EXTRACT TO READ:

———

I wrote this article when I worked a lot on Gitly back in 2012 but somehow never got around to publishing it. I thought it was too technical. Maybe someone will find it useful though so I’m posting it now for fun…
Just the other day I was chugging along nicely with the development of Gitly (my own Git client) when suddenly I stumbled across a peculiar issue. Gitly claimed that a file in the working directory was modified even though I know it wasn’t. No other Git client reported it as modified either so clearly it must be a bug in my code, right?
Obviously that was my initial thought as well so I started bug hunting. It must certainly be a problem with my code for calculating the SHA-1 hash for the file I thought. Well, it wasn’t. After debugging it for a while I got even more puzzled. It seemed that my code was right but that the values inside the Git repository was wrong! How could that be possible?!
- My program thinks that a file has been modified.

———

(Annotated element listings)
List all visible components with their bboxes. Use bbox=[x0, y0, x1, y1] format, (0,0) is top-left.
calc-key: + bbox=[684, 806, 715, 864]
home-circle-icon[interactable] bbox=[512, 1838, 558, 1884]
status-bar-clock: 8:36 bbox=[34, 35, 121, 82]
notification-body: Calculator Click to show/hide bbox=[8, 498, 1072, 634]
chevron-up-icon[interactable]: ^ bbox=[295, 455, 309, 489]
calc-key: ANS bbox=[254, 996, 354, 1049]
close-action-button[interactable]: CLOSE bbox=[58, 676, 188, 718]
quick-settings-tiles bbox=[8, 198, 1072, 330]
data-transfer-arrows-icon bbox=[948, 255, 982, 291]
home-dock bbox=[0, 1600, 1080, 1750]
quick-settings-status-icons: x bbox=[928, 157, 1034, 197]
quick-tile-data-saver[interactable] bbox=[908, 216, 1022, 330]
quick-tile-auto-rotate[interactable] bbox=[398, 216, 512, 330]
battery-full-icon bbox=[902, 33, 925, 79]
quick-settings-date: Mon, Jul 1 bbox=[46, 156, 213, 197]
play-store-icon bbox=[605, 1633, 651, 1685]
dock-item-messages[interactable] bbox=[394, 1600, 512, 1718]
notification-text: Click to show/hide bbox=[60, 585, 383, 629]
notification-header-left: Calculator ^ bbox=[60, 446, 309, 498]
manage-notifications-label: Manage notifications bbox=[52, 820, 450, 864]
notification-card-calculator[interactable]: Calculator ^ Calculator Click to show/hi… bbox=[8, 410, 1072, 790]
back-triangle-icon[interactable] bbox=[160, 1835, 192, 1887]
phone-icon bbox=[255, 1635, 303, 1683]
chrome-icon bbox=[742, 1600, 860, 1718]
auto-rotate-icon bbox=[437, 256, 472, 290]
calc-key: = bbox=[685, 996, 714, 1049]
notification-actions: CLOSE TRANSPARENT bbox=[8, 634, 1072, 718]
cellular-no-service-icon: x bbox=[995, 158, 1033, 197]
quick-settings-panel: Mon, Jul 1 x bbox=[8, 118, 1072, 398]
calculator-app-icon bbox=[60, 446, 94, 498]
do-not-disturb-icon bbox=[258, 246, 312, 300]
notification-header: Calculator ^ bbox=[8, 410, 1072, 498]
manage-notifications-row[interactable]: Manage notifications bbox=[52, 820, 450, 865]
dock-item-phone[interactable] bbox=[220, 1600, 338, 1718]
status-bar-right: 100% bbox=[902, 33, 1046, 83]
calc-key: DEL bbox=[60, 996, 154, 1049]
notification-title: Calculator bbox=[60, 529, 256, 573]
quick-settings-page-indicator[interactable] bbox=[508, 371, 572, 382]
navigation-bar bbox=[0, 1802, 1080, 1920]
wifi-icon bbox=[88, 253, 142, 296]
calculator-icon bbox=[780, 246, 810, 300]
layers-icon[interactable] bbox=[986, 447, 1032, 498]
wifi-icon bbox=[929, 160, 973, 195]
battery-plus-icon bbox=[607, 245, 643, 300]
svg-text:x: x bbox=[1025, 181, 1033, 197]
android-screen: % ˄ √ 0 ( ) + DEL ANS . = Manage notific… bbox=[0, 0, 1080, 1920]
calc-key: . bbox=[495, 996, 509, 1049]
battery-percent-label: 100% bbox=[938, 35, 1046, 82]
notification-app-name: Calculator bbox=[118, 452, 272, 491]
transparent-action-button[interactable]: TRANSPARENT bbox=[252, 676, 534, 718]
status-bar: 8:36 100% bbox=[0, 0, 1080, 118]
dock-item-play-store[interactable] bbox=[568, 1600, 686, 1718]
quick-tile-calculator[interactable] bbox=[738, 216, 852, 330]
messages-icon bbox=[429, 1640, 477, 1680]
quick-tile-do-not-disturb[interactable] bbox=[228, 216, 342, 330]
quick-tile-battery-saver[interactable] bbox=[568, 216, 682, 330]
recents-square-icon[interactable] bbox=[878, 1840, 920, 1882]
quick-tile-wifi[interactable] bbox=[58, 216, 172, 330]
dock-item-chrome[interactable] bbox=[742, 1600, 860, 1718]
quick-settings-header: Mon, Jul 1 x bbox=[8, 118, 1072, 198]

———

DIRECTIVES:
a) Answer these questions from the Gitly post:
(i) In what year did the author work a lot on Gitly?
(ii) What kind of program is Gitly?
(iii) For which hash did the author first suspect the calculation code?
b) Please output the passage of the Gitly post between "Obviously that was" and "that be possible?!", inclusive.

TASK-BY-TASK RESULTS:
a)
(i) 2012
(ii) A Git client, the author's own
(iii) SHA-1

b)
Obviously that was my initial thought as well so I started bug hunting. It must certainly be a problem with my code for calculating the SHA-1 hash for the file I thought. Well, it wasn’t. After debugging it for a while I got even more puzzled. It seemed that my code was right but that the values inside the Git repository was wrong! How could that be possible?!